Stored data:
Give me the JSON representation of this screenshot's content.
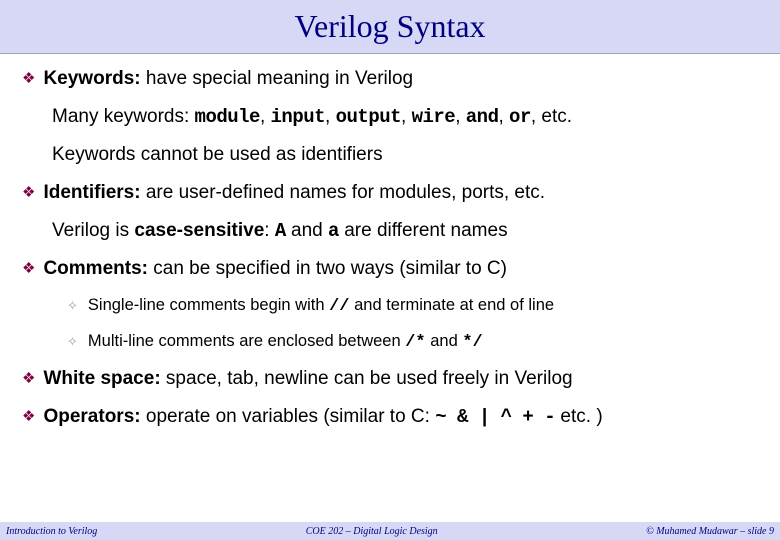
{
  "title": "Verilog Syntax",
  "bullets": {
    "keywords": {
      "label": "Keywords:",
      "text": " have special meaning in Verilog",
      "line_many_prefix": "Many keywords: ",
      "kw_module": "module",
      "kw_input": "input",
      "kw_output": "output",
      "kw_wire": "wire",
      "kw_and": "and",
      "kw_or": "or",
      "line_many_suffix": ", etc.",
      "line_noid": "Keywords cannot be used as identifiers"
    },
    "identifiers": {
      "label": "Identifiers:",
      "text": " are user-defined names for modules, ports, etc.",
      "case_prefix": "Verilog is ",
      "case_sens": "case-sensitive",
      "case_colon": ": ",
      "example_A": "A",
      "case_mid": " and ",
      "example_a": "a",
      "case_suffix": " are different names"
    },
    "comments": {
      "label": "Comments:",
      "text": " can be specified in two ways (similar to C)",
      "single_prefix": "Single-line comments begin with ",
      "single_token": "//",
      "single_suffix": " and terminate at end of line",
      "multi_prefix": "Multi-line comments are enclosed between ",
      "multi_open": "/*",
      "multi_mid": " and ",
      "multi_close": "*/"
    },
    "whitespace": {
      "label": "White space:",
      "text": " space, tab, newline can be used freely in Verilog"
    },
    "operators": {
      "label": "Operators:",
      "text_prefix": " operate on variables (similar to C: ",
      "ops": "~ & | ^ + -",
      "text_suffix": " etc. )"
    }
  },
  "footer": {
    "left": "Introduction to Verilog",
    "center": "COE 202 – Digital Logic Design",
    "right": "© Muhamed Mudawar – slide 9"
  },
  "sep": ", "
}
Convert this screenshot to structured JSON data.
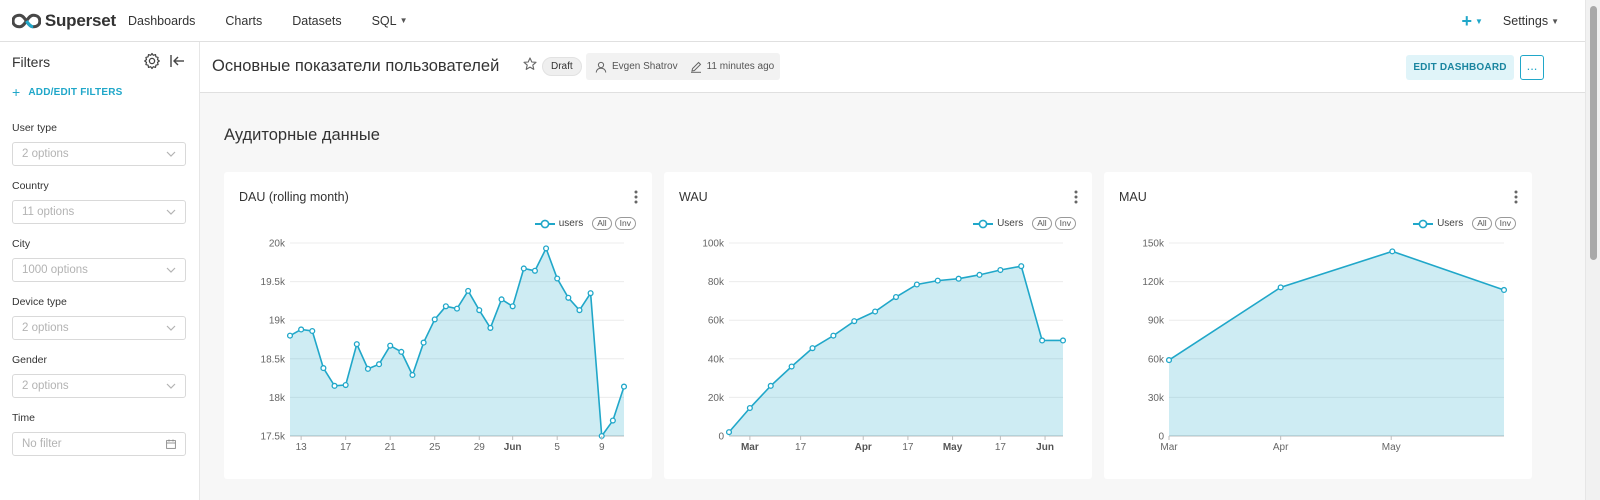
{
  "nav": {
    "brand": "Superset",
    "links": [
      "Dashboards",
      "Charts",
      "Datasets",
      "SQL"
    ],
    "plus": "+",
    "settings": "Settings",
    "accent": "#20a7c9"
  },
  "sidebar": {
    "title": "Filters",
    "add_label": "ADD/EDIT FILTERS",
    "filters": [
      {
        "label": "User type",
        "placeholder": "2 options"
      },
      {
        "label": "Country",
        "placeholder": "11 options"
      },
      {
        "label": "City",
        "placeholder": "1000 options"
      },
      {
        "label": "Device type",
        "placeholder": "2 options"
      },
      {
        "label": "Gender",
        "placeholder": "2 options"
      },
      {
        "label": "Time",
        "placeholder": "No filter"
      }
    ]
  },
  "header": {
    "title": "Основные показатели пользователей",
    "status": "Draft",
    "owner": "Evgen Shatrov",
    "modified": "11 minutes ago",
    "edit_label": "EDIT DASHBOARD",
    "more_label": "..."
  },
  "section": {
    "title": "Аудиторные данные"
  },
  "chart_data": [
    {
      "type": "area",
      "title": "DAU (rolling month)",
      "legend": {
        "name": "users",
        "pills": [
          "All",
          "Inv"
        ]
      },
      "color": "#20a7c9",
      "x_ticks": [
        {
          "label": "13",
          "i": 1,
          "bold": false
        },
        {
          "label": "17",
          "i": 5,
          "bold": false
        },
        {
          "label": "21",
          "i": 9,
          "bold": false
        },
        {
          "label": "25",
          "i": 13,
          "bold": false
        },
        {
          "label": "29",
          "i": 17,
          "bold": false
        },
        {
          "label": "Jun",
          "i": 20,
          "bold": true
        },
        {
          "label": "5",
          "i": 24,
          "bold": false
        },
        {
          "label": "9",
          "i": 28,
          "bold": false
        }
      ],
      "y_ticks": [
        17500,
        18000,
        18500,
        19000,
        19500,
        20000
      ],
      "y_tick_labels": [
        "17.5k",
        "18k",
        "18.5k",
        "19k",
        "19.5k",
        "20k"
      ],
      "ylim": [
        17500,
        20000
      ],
      "n_x": 31,
      "values": [
        18800,
        18880,
        18860,
        18380,
        18150,
        18160,
        18690,
        18370,
        18430,
        18670,
        18590,
        18290,
        18710,
        19010,
        19180,
        19150,
        19380,
        19130,
        18900,
        19270,
        19180,
        19670,
        19640,
        19930,
        19540,
        19290,
        19130,
        19350,
        17500,
        17700,
        18140
      ]
    },
    {
      "type": "area",
      "title": "WAU",
      "legend": {
        "name": "Users",
        "pills": [
          "All",
          "Inv"
        ]
      },
      "color": "#20a7c9",
      "x_ticks": [
        {
          "label": "Mar",
          "i": 1,
          "bold": true
        },
        {
          "label": "17",
          "i": 3.43,
          "bold": false
        },
        {
          "label": "Apr",
          "i": 6.43,
          "bold": true
        },
        {
          "label": "17",
          "i": 8.57,
          "bold": false
        },
        {
          "label": "May",
          "i": 10.71,
          "bold": true
        },
        {
          "label": "17",
          "i": 13,
          "bold": false
        },
        {
          "label": "Jun",
          "i": 15.14,
          "bold": true
        }
      ],
      "y_ticks": [
        0,
        20000,
        40000,
        60000,
        80000,
        100000
      ],
      "y_tick_labels": [
        "0",
        "20k",
        "40k",
        "60k",
        "80k",
        "100k"
      ],
      "ylim": [
        0,
        100000
      ],
      "n_x": 17,
      "values": [
        2000,
        14500,
        26000,
        36000,
        45500,
        52000,
        59500,
        64500,
        72000,
        78500,
        80500,
        81500,
        83500,
        86000,
        88000,
        49500,
        49500
      ]
    },
    {
      "type": "area",
      "title": "MAU",
      "legend": {
        "name": "Users",
        "pills": [
          "All",
          "Inv"
        ]
      },
      "color": "#20a7c9",
      "x_ticks": [
        {
          "label": "Mar",
          "i": 0,
          "bold": false
        },
        {
          "label": "Apr",
          "i": 1,
          "bold": false
        },
        {
          "label": "May",
          "i": 1.99,
          "bold": false
        }
      ],
      "y_ticks": [
        0,
        30000,
        60000,
        90000,
        120000,
        150000
      ],
      "y_tick_labels": [
        "0",
        "30k",
        "60k",
        "90k",
        "120k",
        "150k"
      ],
      "ylim": [
        0,
        150000
      ],
      "n_x": 4,
      "values": [
        59000,
        115500,
        143500,
        113500
      ]
    }
  ]
}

* _Exercise_: Gather, from the listing above, every line carrying the word "used".

* _Result of the task_:
      "line_noid": "Keywords cannot be used as identifiers"
      "text": " space, tab, newline can be used freely in Verilog"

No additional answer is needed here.